SET PROBLEM: Copy every record below exactly as written, but leave out the pictures.

ROWS:
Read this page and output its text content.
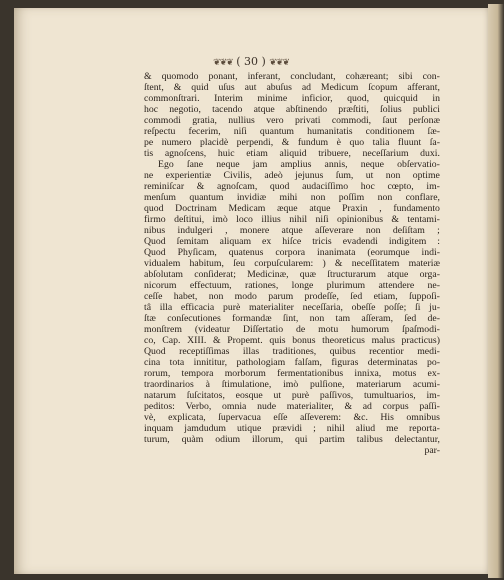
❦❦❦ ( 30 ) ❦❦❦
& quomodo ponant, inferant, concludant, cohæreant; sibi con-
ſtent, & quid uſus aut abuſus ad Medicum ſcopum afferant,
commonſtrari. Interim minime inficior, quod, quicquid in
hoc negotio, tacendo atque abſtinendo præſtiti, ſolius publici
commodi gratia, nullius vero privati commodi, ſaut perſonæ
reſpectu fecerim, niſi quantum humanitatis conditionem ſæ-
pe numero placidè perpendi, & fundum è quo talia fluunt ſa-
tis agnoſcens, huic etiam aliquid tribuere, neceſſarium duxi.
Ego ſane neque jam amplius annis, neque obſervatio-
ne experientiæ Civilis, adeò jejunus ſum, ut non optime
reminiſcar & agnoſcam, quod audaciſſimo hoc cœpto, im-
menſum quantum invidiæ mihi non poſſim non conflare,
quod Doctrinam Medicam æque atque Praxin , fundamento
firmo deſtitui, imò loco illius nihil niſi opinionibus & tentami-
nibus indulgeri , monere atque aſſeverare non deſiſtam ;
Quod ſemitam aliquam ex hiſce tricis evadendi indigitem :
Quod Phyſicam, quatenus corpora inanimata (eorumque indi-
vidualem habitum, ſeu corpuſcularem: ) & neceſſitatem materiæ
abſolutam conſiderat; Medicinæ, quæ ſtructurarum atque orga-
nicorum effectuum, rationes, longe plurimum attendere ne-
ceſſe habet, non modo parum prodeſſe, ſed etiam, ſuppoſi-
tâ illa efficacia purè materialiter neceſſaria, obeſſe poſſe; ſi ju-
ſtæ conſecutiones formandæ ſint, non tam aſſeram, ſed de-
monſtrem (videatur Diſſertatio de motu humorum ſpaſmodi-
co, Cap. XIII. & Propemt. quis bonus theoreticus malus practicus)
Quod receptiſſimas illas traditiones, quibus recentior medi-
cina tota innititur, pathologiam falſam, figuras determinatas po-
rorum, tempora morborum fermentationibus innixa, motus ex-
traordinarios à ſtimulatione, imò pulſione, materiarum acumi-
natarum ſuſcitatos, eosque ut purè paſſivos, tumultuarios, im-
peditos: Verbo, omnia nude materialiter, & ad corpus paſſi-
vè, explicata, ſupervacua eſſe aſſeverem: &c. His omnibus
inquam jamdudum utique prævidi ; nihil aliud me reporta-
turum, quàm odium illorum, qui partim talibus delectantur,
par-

WRITTEN ANSWER:
Read this page and output its text content.
❦❦❦ ( 30 ) ❦❦❦
& quomodo ponant, inferant, concludant, cohæreant; sibi con-
ſtent, & quid uſus aut abuſus ad Medicum ſcopum afferant,
commonſtrari. Interim minime inficior, quod, quicquid in
hoc negotio, tacendo atque abſtinendo præſtiti, ſolius publici
commodi gratia, nullius vero privati commodi, ſaut perſonæ
reſpectu fecerim, niſi quantum humanitatis conditionem ſæ-
pe numero placidè perpendi, & fundum è quo talia fluunt ſa-
tis agnoſcens, huic etiam aliquid tribuere, neceſſarium duxi.
Ego ſane neque jam amplius annis, neque obſervatio-
ne experientiæ Civilis, adeò jejunus ſum, ut non optime
reminiſcar & agnoſcam, quod audaciſſimo hoc cœpto, im-
menſum quantum invidiæ mihi non poſſim non conflare,
quod Doctrinam Medicam æque atque Praxin , fundamento
firmo deſtitui, imò loco illius nihil niſi opinionibus & tentami-
nibus indulgeri , monere atque aſſeverare non deſiſtam ;
Quod ſemitam aliquam ex hiſce tricis evadendi indigitem :
Quod Phyſicam, quatenus corpora inanimata (eorumque indi-
vidualem habitum, ſeu corpuſcularem: ) & neceſſitatem materiæ
abſolutam conſiderat; Medicinæ, quæ ſtructurarum atque orga-
nicorum effectuum, rationes, longe plurimum attendere ne-
ceſſe habet, non modo parum prodeſſe, ſed etiam, ſuppoſi-
tâ illa efficacia purè materialiter neceſſaria, obeſſe poſſe; ſi ju-
ſtæ conſecutiones formandæ ſint, non tam aſſeram, ſed de-
monſtrem (videatur Diſſertatio de motu humorum ſpaſmodi-
co, Cap. XIII. & Propemt. quis bonus theoreticus malus practicus)
Quod receptiſſimas illas traditiones, quibus recentior medi-
cina tota innititur, pathologiam falſam, figuras determinatas po-
rorum, tempora morborum fermentationibus innixa, motus ex-
traordinarios à ſtimulatione, imò pulſione, materiarum acumi-
natarum ſuſcitatos, eosque ut purè paſſivos, tumultuarios, im-
peditos: Verbo, omnia nude materialiter, & ad corpus paſſi-
vè, explicata, ſupervacua eſſe aſſeverem: &c. His omnibus
inquam jamdudum utique prævidi ; nihil aliud me reporta-
turum, quàm odium illorum, qui partim talibus delectantur,
par-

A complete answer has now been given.